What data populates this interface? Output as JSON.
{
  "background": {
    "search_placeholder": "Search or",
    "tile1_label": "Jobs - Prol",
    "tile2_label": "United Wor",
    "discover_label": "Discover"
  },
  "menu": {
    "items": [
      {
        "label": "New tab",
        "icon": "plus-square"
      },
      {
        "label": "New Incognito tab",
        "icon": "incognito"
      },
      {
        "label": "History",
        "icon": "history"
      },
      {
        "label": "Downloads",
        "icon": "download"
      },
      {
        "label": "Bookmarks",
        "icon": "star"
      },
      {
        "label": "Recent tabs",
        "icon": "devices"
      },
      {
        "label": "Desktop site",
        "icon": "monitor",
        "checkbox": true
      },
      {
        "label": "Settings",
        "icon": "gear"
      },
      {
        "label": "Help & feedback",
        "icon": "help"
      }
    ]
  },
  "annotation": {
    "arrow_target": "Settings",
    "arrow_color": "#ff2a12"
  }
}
▬▬▬▬▬▬
Goal: Print the records above in full, exactly.

Solution:
What data populates this interface? Output as JSON.
{
  "background": {
    "search_placeholder": "Search or",
    "tile1_label": "Jobs - Prol",
    "tile2_label": "United Wor",
    "discover_label": "Discover"
  },
  "menu": {
    "items": [
      {
        "label": "New tab",
        "icon": "plus-square"
      },
      {
        "label": "New Incognito tab",
        "icon": "incognito"
      },
      {
        "label": "History",
        "icon": "history"
      },
      {
        "label": "Downloads",
        "icon": "download"
      },
      {
        "label": "Bookmarks",
        "icon": "star"
      },
      {
        "label": "Recent tabs",
        "icon": "devices"
      },
      {
        "label": "Desktop site",
        "icon": "monitor",
        "checkbox": true
      },
      {
        "label": "Settings",
        "icon": "gear"
      },
      {
        "label": "Help & feedback",
        "icon": "help"
      }
    ]
  },
  "annotation": {
    "arrow_target": "Settings",
    "arrow_color": "#ff2a12"
  }
}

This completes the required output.